Requirements: Leave out the pictures and copy every record exactly.

Stored dataset items:
◆ ◆ ◆

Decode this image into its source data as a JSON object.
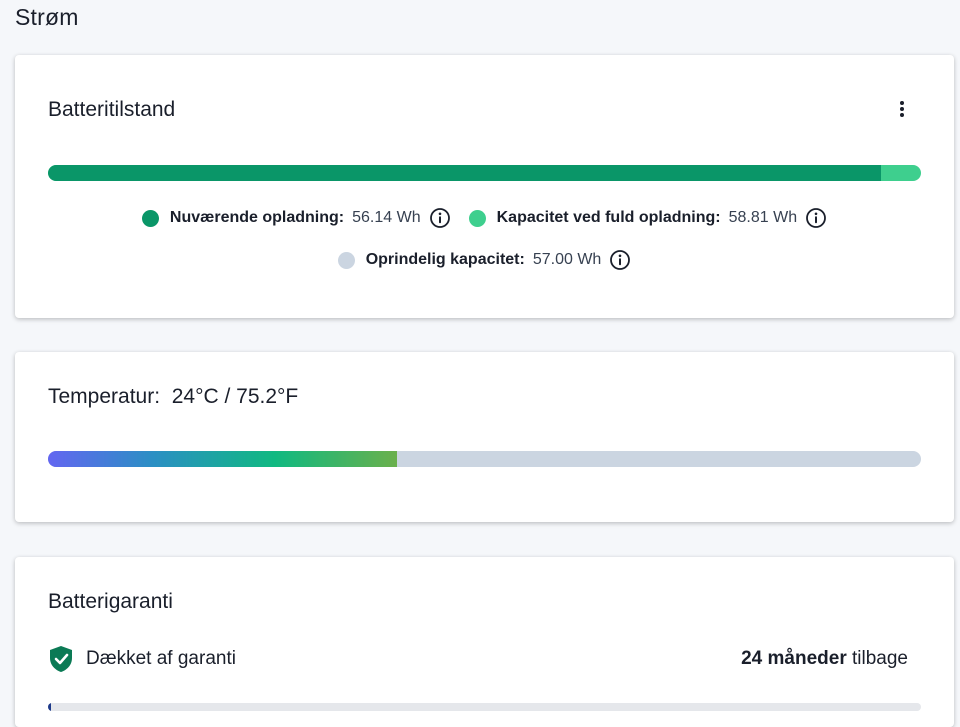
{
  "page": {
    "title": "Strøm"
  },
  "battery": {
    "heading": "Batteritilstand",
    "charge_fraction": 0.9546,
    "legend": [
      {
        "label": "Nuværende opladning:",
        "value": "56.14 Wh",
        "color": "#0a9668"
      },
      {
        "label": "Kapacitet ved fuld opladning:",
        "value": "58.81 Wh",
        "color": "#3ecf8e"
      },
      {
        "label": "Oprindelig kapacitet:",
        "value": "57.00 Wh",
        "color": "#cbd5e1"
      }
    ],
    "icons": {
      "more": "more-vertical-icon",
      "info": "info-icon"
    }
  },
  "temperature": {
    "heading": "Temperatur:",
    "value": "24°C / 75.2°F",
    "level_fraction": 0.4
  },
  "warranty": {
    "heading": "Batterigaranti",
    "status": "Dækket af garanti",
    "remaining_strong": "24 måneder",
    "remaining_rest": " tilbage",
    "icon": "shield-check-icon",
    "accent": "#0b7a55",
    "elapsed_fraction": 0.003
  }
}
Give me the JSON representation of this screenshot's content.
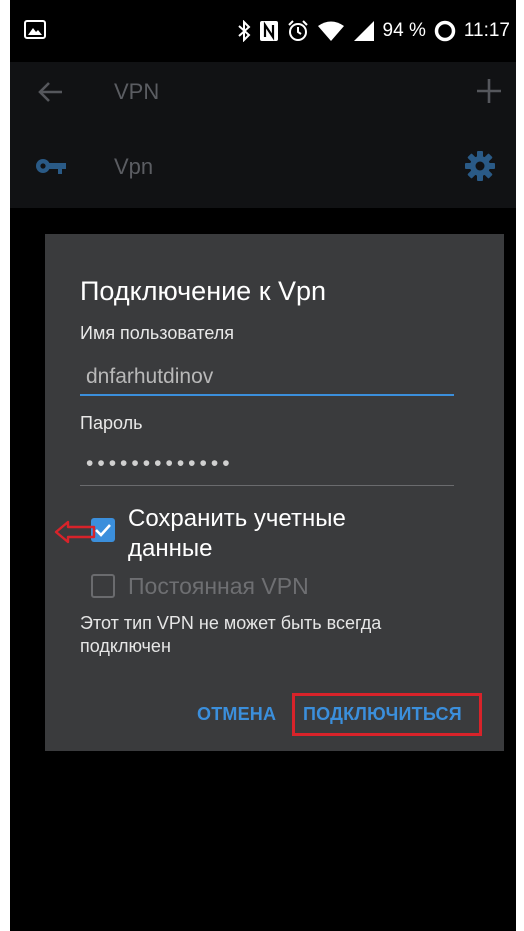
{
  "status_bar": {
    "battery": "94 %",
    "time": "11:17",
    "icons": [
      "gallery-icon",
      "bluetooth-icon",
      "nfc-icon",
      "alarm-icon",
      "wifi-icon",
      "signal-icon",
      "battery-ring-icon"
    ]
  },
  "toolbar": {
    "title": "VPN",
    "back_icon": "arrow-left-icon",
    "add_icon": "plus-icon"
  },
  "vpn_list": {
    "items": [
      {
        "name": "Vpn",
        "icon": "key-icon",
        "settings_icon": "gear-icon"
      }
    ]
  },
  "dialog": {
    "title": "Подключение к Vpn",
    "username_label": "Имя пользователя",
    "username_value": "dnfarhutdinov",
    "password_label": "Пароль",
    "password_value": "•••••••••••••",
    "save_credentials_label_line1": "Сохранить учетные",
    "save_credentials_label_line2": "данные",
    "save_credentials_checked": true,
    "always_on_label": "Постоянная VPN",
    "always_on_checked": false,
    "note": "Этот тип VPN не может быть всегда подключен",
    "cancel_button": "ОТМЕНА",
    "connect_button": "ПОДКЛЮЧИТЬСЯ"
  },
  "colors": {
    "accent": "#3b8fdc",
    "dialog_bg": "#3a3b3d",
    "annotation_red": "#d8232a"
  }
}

◆ ◆ ◆

Output for this task:
Decode this image into its source data as a JSON object.
{
  "page": {
    "title": "Strøm"
  },
  "battery": {
    "heading": "Batteritilstand",
    "charge_fraction": 0.9546,
    "legend": [
      {
        "label": "Nuværende opladning:",
        "value": "56.14 Wh",
        "color": "#0a9668"
      },
      {
        "label": "Kapacitet ved fuld opladning:",
        "value": "58.81 Wh",
        "color": "#3ecf8e"
      },
      {
        "label": "Oprindelig kapacitet:",
        "value": "57.00 Wh",
        "color": "#cbd5e1"
      }
    ],
    "icons": {
      "more": "more-vertical-icon",
      "info": "info-icon"
    }
  },
  "temperature": {
    "heading": "Temperatur:",
    "value": "24°C / 75.2°F",
    "level_fraction": 0.4
  },
  "warranty": {
    "heading": "Batterigaranti",
    "status": "Dækket af garanti",
    "remaining_strong": "24 måneder",
    "remaining_rest": " tilbage",
    "icon": "shield-check-icon",
    "accent": "#0b7a55",
    "elapsed_fraction": 0.003
  }
}
Give me the JSON representation of this screenshot's content.
{
  "status_bar": {
    "battery": "94 %",
    "time": "11:17",
    "icons": [
      "gallery-icon",
      "bluetooth-icon",
      "nfc-icon",
      "alarm-icon",
      "wifi-icon",
      "signal-icon",
      "battery-ring-icon"
    ]
  },
  "toolbar": {
    "title": "VPN",
    "back_icon": "arrow-left-icon",
    "add_icon": "plus-icon"
  },
  "vpn_list": {
    "items": [
      {
        "name": "Vpn",
        "icon": "key-icon",
        "settings_icon": "gear-icon"
      }
    ]
  },
  "dialog": {
    "title": "Подключение к Vpn",
    "username_label": "Имя пользователя",
    "username_value": "dnfarhutdinov",
    "password_label": "Пароль",
    "password_value": "•••••••••••••",
    "save_credentials_label_line1": "Сохранить учетные",
    "save_credentials_label_line2": "данные",
    "save_credentials_checked": true,
    "always_on_label": "Постоянная VPN",
    "always_on_checked": false,
    "note": "Этот тип VPN не может быть всегда подключен",
    "cancel_button": "ОТМЕНА",
    "connect_button": "ПОДКЛЮЧИТЬСЯ"
  },
  "colors": {
    "accent": "#3b8fdc",
    "dialog_bg": "#3a3b3d",
    "annotation_red": "#d8232a"
  }
}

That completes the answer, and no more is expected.